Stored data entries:
__________
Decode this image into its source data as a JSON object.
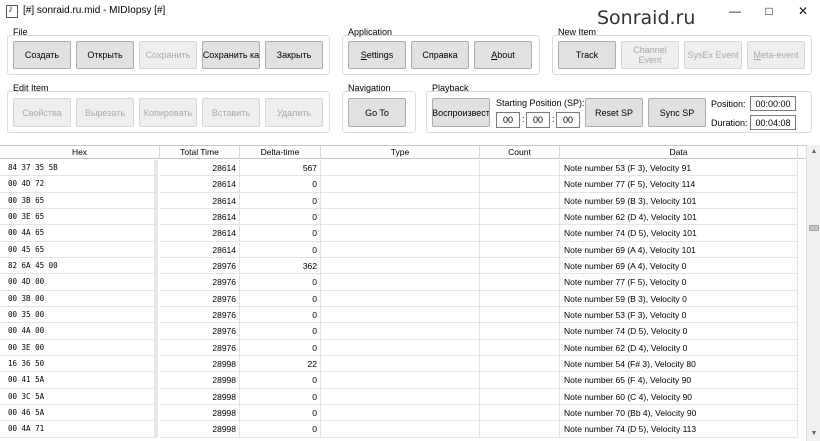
{
  "window": {
    "title": "[#] sonraid.ru.mid - MIDIopsy [#]",
    "minimize_icon": "—",
    "maximize_icon": "□",
    "close_icon": "✕",
    "watermark": "Sonraid.ru"
  },
  "groups": {
    "file": {
      "title": "File",
      "buttons": [
        {
          "label": "Создать",
          "enabled": true
        },
        {
          "label": "Открыть",
          "enabled": true
        },
        {
          "label": "Сохранить",
          "enabled": false
        },
        {
          "label": "Сохранить ка",
          "enabled": true
        },
        {
          "label": "Закрыть",
          "enabled": true
        }
      ]
    },
    "application": {
      "title": "Application",
      "buttons": [
        {
          "label": "Settings",
          "enabled": true
        },
        {
          "label": "Справка",
          "enabled": true
        },
        {
          "label": "About",
          "enabled": true
        }
      ]
    },
    "new_item": {
      "title": "New Item",
      "buttons": [
        {
          "label": "Track",
          "enabled": true
        },
        {
          "label": "Channel Event",
          "enabled": false
        },
        {
          "label": "SysEx Event",
          "enabled": false
        },
        {
          "label": "Meta-event",
          "enabled": false
        }
      ]
    },
    "edit_item": {
      "title": "Edit Item",
      "buttons": [
        {
          "label": "Свойства",
          "enabled": false
        },
        {
          "label": "Вырезать",
          "enabled": false
        },
        {
          "label": "Копировать",
          "enabled": false
        },
        {
          "label": "Вставить",
          "enabled": false
        },
        {
          "label": "Удалить",
          "enabled": false
        }
      ]
    },
    "navigation": {
      "title": "Navigation",
      "goto_label": "Go To"
    },
    "playback": {
      "title": "Playback",
      "play_label": "Воспроизвест",
      "starting_position_label": "Starting Position (SP):",
      "sp_hours": "00",
      "sp_minutes": "00",
      "sp_seconds": "00",
      "sep": ":",
      "reset_sp_label": "Reset SP",
      "sync_sp_label": "Sync SP",
      "position_label": "Position:",
      "position_value": "00:00:00",
      "duration_label": "Duration:",
      "duration_value": "00:04:08"
    }
  },
  "table": {
    "columns": [
      "Hex",
      "Total Time",
      "Delta-time",
      "Type",
      "Count",
      "Data"
    ],
    "rows": [
      {
        "hex": "84 37 35 5B",
        "total": "28614",
        "delta": "567",
        "type": "",
        "count": "",
        "data": "Note number 53 (F 3), Velocity 91"
      },
      {
        "hex": "00 4D 72",
        "total": "28614",
        "delta": "0",
        "type": "",
        "count": "",
        "data": "Note number 77 (F 5), Velocity 114"
      },
      {
        "hex": "00 3B 65",
        "total": "28614",
        "delta": "0",
        "type": "",
        "count": "",
        "data": "Note number 59 (B 3), Velocity 101"
      },
      {
        "hex": "00 3E 65",
        "total": "28614",
        "delta": "0",
        "type": "",
        "count": "",
        "data": "Note number 62 (D 4), Velocity 101"
      },
      {
        "hex": "00 4A 65",
        "total": "28614",
        "delta": "0",
        "type": "",
        "count": "",
        "data": "Note number 74 (D 5), Velocity 101"
      },
      {
        "hex": "00 45 65",
        "total": "28614",
        "delta": "0",
        "type": "",
        "count": "",
        "data": "Note number 69 (A 4), Velocity 101"
      },
      {
        "hex": "82 6A 45 00",
        "total": "28976",
        "delta": "362",
        "type": "",
        "count": "",
        "data": "Note number 69 (A 4), Velocity 0"
      },
      {
        "hex": "00 4D 00",
        "total": "28976",
        "delta": "0",
        "type": "",
        "count": "",
        "data": "Note number 77 (F 5), Velocity 0"
      },
      {
        "hex": "00 3B 00",
        "total": "28976",
        "delta": "0",
        "type": "",
        "count": "",
        "data": "Note number 59 (B 3), Velocity 0"
      },
      {
        "hex": "00 35 00",
        "total": "28976",
        "delta": "0",
        "type": "",
        "count": "",
        "data": "Note number 53 (F 3), Velocity 0"
      },
      {
        "hex": "00 4A 00",
        "total": "28976",
        "delta": "0",
        "type": "",
        "count": "",
        "data": "Note number 74 (D 5), Velocity 0"
      },
      {
        "hex": "00 3E 00",
        "total": "28976",
        "delta": "0",
        "type": "",
        "count": "",
        "data": "Note number 62 (D 4), Velocity 0"
      },
      {
        "hex": "16 36 50",
        "total": "28998",
        "delta": "22",
        "type": "",
        "count": "",
        "data": "Note number 54 (F# 3), Velocity 80"
      },
      {
        "hex": "00 41 5A",
        "total": "28998",
        "delta": "0",
        "type": "",
        "count": "",
        "data": "Note number 65 (F 4), Velocity 90"
      },
      {
        "hex": "00 3C 5A",
        "total": "28998",
        "delta": "0",
        "type": "",
        "count": "",
        "data": "Note number 60 (C 4), Velocity 90"
      },
      {
        "hex": "00 46 5A",
        "total": "28998",
        "delta": "0",
        "type": "",
        "count": "",
        "data": "Note number 70 (Bb 4), Velocity 90"
      },
      {
        "hex": "00 4A 71",
        "total": "28998",
        "delta": "0",
        "type": "",
        "count": "",
        "data": "Note number 74 (D 5), Velocity 113"
      }
    ]
  },
  "scrollbar": {
    "up_icon": "▲",
    "down_icon": "▼"
  }
}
__________
WHAT THE TASK ASKS:
Pictures excluded, quote all the data above exactly.

EXERCISE ANSWER:
Decode this image into its source data as a JSON object.
{
  "window": {
    "title": "[#] sonraid.ru.mid - MIDIopsy [#]",
    "minimize_icon": "—",
    "maximize_icon": "□",
    "close_icon": "✕",
    "watermark": "Sonraid.ru"
  },
  "groups": {
    "file": {
      "title": "File",
      "buttons": [
        {
          "label": "Создать",
          "enabled": true
        },
        {
          "label": "Открыть",
          "enabled": true
        },
        {
          "label": "Сохранить",
          "enabled": false
        },
        {
          "label": "Сохранить ка",
          "enabled": true
        },
        {
          "label": "Закрыть",
          "enabled": true
        }
      ]
    },
    "application": {
      "title": "Application",
      "buttons": [
        {
          "label": "Settings",
          "enabled": true
        },
        {
          "label": "Справка",
          "enabled": true
        },
        {
          "label": "About",
          "enabled": true
        }
      ]
    },
    "new_item": {
      "title": "New Item",
      "buttons": [
        {
          "label": "Track",
          "enabled": true
        },
        {
          "label": "Channel Event",
          "enabled": false
        },
        {
          "label": "SysEx Event",
          "enabled": false
        },
        {
          "label": "Meta-event",
          "enabled": false
        }
      ]
    },
    "edit_item": {
      "title": "Edit Item",
      "buttons": [
        {
          "label": "Свойства",
          "enabled": false
        },
        {
          "label": "Вырезать",
          "enabled": false
        },
        {
          "label": "Копировать",
          "enabled": false
        },
        {
          "label": "Вставить",
          "enabled": false
        },
        {
          "label": "Удалить",
          "enabled": false
        }
      ]
    },
    "navigation": {
      "title": "Navigation",
      "goto_label": "Go To"
    },
    "playback": {
      "title": "Playback",
      "play_label": "Воспроизвест",
      "starting_position_label": "Starting Position (SP):",
      "sp_hours": "00",
      "sp_minutes": "00",
      "sp_seconds": "00",
      "sep": ":",
      "reset_sp_label": "Reset SP",
      "sync_sp_label": "Sync SP",
      "position_label": "Position:",
      "position_value": "00:00:00",
      "duration_label": "Duration:",
      "duration_value": "00:04:08"
    }
  },
  "table": {
    "columns": [
      "Hex",
      "Total Time",
      "Delta-time",
      "Type",
      "Count",
      "Data"
    ],
    "rows": [
      {
        "hex": "84 37 35 5B",
        "total": "28614",
        "delta": "567",
        "type": "",
        "count": "",
        "data": "Note number 53 (F 3), Velocity 91"
      },
      {
        "hex": "00 4D 72",
        "total": "28614",
        "delta": "0",
        "type": "",
        "count": "",
        "data": "Note number 77 (F 5), Velocity 114"
      },
      {
        "hex": "00 3B 65",
        "total": "28614",
        "delta": "0",
        "type": "",
        "count": "",
        "data": "Note number 59 (B 3), Velocity 101"
      },
      {
        "hex": "00 3E 65",
        "total": "28614",
        "delta": "0",
        "type": "",
        "count": "",
        "data": "Note number 62 (D 4), Velocity 101"
      },
      {
        "hex": "00 4A 65",
        "total": "28614",
        "delta": "0",
        "type": "",
        "count": "",
        "data": "Note number 74 (D 5), Velocity 101"
      },
      {
        "hex": "00 45 65",
        "total": "28614",
        "delta": "0",
        "type": "",
        "count": "",
        "data": "Note number 69 (A 4), Velocity 101"
      },
      {
        "hex": "82 6A 45 00",
        "total": "28976",
        "delta": "362",
        "type": "",
        "count": "",
        "data": "Note number 69 (A 4), Velocity 0"
      },
      {
        "hex": "00 4D 00",
        "total": "28976",
        "delta": "0",
        "type": "",
        "count": "",
        "data": "Note number 77 (F 5), Velocity 0"
      },
      {
        "hex": "00 3B 00",
        "total": "28976",
        "delta": "0",
        "type": "",
        "count": "",
        "data": "Note number 59 (B 3), Velocity 0"
      },
      {
        "hex": "00 35 00",
        "total": "28976",
        "delta": "0",
        "type": "",
        "count": "",
        "data": "Note number 53 (F 3), Velocity 0"
      },
      {
        "hex": "00 4A 00",
        "total": "28976",
        "delta": "0",
        "type": "",
        "count": "",
        "data": "Note number 74 (D 5), Velocity 0"
      },
      {
        "hex": "00 3E 00",
        "total": "28976",
        "delta": "0",
        "type": "",
        "count": "",
        "data": "Note number 62 (D 4), Velocity 0"
      },
      {
        "hex": "16 36 50",
        "total": "28998",
        "delta": "22",
        "type": "",
        "count": "",
        "data": "Note number 54 (F# 3), Velocity 80"
      },
      {
        "hex": "00 41 5A",
        "total": "28998",
        "delta": "0",
        "type": "",
        "count": "",
        "data": "Note number 65 (F 4), Velocity 90"
      },
      {
        "hex": "00 3C 5A",
        "total": "28998",
        "delta": "0",
        "type": "",
        "count": "",
        "data": "Note number 60 (C 4), Velocity 90"
      },
      {
        "hex": "00 46 5A",
        "total": "28998",
        "delta": "0",
        "type": "",
        "count": "",
        "data": "Note number 70 (Bb 4), Velocity 90"
      },
      {
        "hex": "00 4A 71",
        "total": "28998",
        "delta": "0",
        "type": "",
        "count": "",
        "data": "Note number 74 (D 5), Velocity 113"
      }
    ]
  },
  "scrollbar": {
    "up_icon": "▲",
    "down_icon": "▼"
  }
}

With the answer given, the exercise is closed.